**DIRECTIVE:** Please return every line of the items below unchanged, leaving out the pictures.

[Bounding box annotations]
================================

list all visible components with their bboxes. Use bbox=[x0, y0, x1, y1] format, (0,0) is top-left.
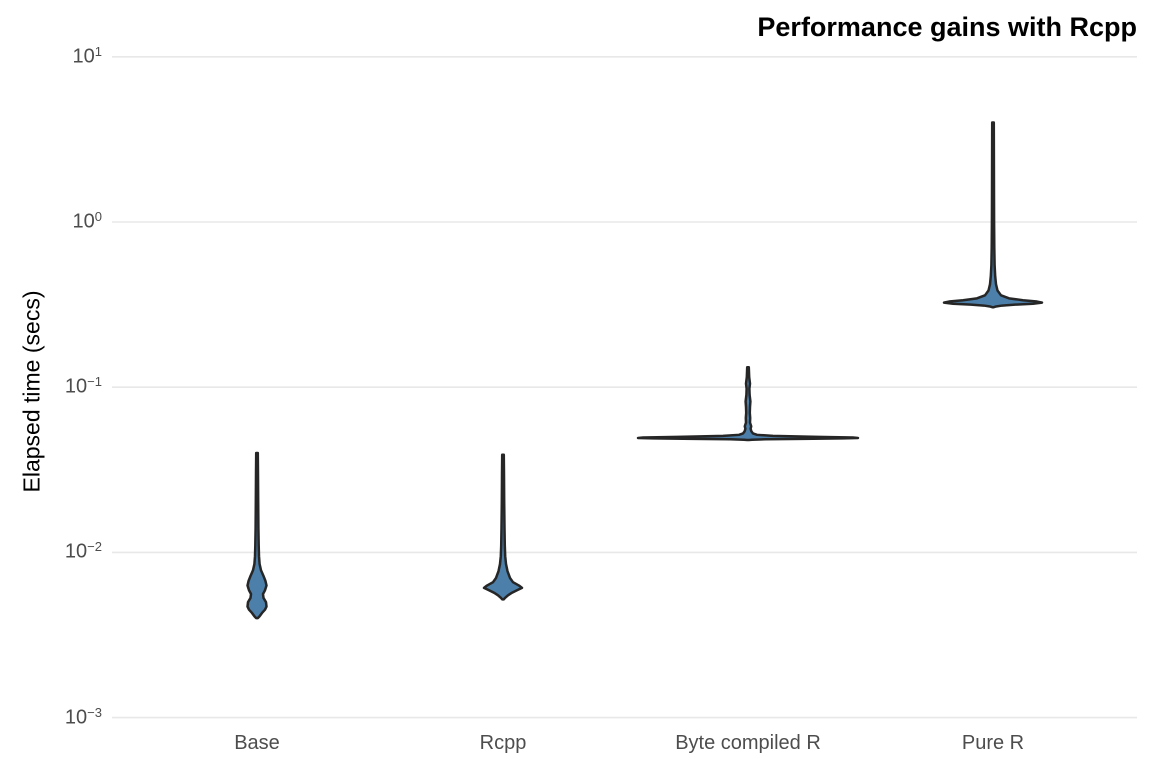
gridlines-group bbox=[112, 55, 1137, 719]
y-tick-label-10e−2: 10−2 bbox=[64, 539, 102, 564]
x-tick-label-byte-compiled-r: Byte compiled R bbox=[675, 732, 821, 754]
chart-title: Performance gains with Rcpp bbox=[757, 12, 1137, 42]
violins-group bbox=[246, 121, 1044, 620]
x-tick-label-rcpp: Rcpp bbox=[479, 732, 527, 754]
violin-pure-r bbox=[942, 121, 1044, 309]
y-tick-label-10e−1: 10−1 bbox=[64, 374, 102, 398]
violin-byte-compiled-r bbox=[636, 366, 860, 442]
y-tick-label-10e0: 100 bbox=[72, 209, 102, 233]
x-tick-label-base: Base bbox=[234, 732, 280, 754]
y-tick-label-10e1: 101 bbox=[72, 43, 102, 68]
y-tick-label-10e−3: 10−3 bbox=[64, 704, 102, 729]
violin-base bbox=[246, 451, 268, 620]
x-tick-label-pure-r: Pure R bbox=[961, 732, 1025, 754]
violin-rcpp bbox=[482, 453, 524, 601]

================================

**SOLUTION BELOW:**
list all visible components with their bboxes. Use bbox=[x0, y0, x1, y1] format, (0,0) is top-left.
gridlines-group bbox=[112, 55, 1137, 719]
y-tick-label-10e−2: 10−2 bbox=[64, 539, 102, 564]
x-tick-label-byte-compiled-r: Byte compiled R bbox=[675, 732, 821, 754]
chart-title: Performance gains with Rcpp bbox=[757, 12, 1137, 42]
violins-group bbox=[246, 121, 1044, 620]
x-tick-label-rcpp: Rcpp bbox=[479, 732, 527, 754]
violin-pure-r bbox=[942, 121, 1044, 309]
y-tick-label-10e−1: 10−1 bbox=[64, 374, 102, 398]
violin-byte-compiled-r bbox=[636, 366, 860, 442]
y-tick-label-10e0: 100 bbox=[72, 209, 102, 233]
x-tick-label-base: Base bbox=[234, 732, 280, 754]
y-tick-label-10e1: 101 bbox=[72, 43, 102, 68]
y-tick-label-10e−3: 10−3 bbox=[64, 704, 102, 729]
violin-base bbox=[246, 451, 268, 620]
x-tick-label-pure-r: Pure R bbox=[961, 732, 1025, 754]
violin-rcpp bbox=[482, 453, 524, 601]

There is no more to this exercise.